▶ _Rows_
>>>>>
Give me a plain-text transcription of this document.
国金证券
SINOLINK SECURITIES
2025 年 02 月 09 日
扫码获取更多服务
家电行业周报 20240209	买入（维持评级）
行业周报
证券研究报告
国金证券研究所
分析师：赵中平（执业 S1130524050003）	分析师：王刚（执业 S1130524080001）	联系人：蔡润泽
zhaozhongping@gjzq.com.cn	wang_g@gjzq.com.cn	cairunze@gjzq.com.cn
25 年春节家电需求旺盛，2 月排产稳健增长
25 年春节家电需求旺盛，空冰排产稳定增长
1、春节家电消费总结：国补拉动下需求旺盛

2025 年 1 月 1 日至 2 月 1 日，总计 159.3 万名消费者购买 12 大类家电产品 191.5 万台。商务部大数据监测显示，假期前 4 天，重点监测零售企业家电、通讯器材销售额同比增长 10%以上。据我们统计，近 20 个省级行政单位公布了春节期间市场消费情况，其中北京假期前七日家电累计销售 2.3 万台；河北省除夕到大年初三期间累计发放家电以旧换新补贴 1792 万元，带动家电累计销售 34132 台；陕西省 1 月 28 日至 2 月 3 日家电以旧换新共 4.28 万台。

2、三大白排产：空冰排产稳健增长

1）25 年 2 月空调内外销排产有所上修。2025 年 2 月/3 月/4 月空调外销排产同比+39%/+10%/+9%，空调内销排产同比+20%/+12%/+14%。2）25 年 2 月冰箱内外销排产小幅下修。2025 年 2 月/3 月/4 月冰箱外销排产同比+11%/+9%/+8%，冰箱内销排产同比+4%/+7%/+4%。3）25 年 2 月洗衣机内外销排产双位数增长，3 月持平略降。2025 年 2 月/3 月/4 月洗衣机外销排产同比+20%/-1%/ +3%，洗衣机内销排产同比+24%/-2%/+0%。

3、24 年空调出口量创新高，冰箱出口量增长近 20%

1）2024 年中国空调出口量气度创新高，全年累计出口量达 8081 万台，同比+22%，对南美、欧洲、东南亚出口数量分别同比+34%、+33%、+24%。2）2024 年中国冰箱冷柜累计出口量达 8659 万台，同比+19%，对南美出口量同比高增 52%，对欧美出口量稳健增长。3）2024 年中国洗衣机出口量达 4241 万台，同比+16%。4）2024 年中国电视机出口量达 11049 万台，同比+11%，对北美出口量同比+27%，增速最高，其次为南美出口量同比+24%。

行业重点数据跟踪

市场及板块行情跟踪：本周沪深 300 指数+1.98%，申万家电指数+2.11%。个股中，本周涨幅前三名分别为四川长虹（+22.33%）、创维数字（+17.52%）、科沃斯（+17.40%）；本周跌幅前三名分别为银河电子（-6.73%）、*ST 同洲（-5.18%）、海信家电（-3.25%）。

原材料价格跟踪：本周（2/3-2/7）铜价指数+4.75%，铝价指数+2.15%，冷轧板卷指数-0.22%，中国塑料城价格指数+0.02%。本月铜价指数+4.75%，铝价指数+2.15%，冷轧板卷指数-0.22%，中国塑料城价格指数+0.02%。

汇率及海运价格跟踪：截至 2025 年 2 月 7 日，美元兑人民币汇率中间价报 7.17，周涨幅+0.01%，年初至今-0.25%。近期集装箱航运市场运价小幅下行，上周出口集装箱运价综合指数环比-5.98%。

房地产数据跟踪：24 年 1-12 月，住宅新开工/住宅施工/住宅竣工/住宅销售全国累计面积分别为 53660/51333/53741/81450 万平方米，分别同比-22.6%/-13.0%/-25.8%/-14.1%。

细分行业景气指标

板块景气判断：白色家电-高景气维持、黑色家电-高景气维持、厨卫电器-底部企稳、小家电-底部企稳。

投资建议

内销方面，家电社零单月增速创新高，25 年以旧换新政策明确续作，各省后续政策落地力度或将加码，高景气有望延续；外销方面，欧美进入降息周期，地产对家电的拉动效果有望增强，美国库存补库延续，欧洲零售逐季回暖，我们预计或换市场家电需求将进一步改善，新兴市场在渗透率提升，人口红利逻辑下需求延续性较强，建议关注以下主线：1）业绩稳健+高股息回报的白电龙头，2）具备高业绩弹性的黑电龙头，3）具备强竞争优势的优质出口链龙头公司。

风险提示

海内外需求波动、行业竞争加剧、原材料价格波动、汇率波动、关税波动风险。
<<<<<
Look through the records and gather each line with the word "年春节家电需求旺盛".

▶ _Problem solution_
25 年春节家电需求旺盛，2 月排产稳健增长
25 年春节家电需求旺盛，空冰排产稳定增长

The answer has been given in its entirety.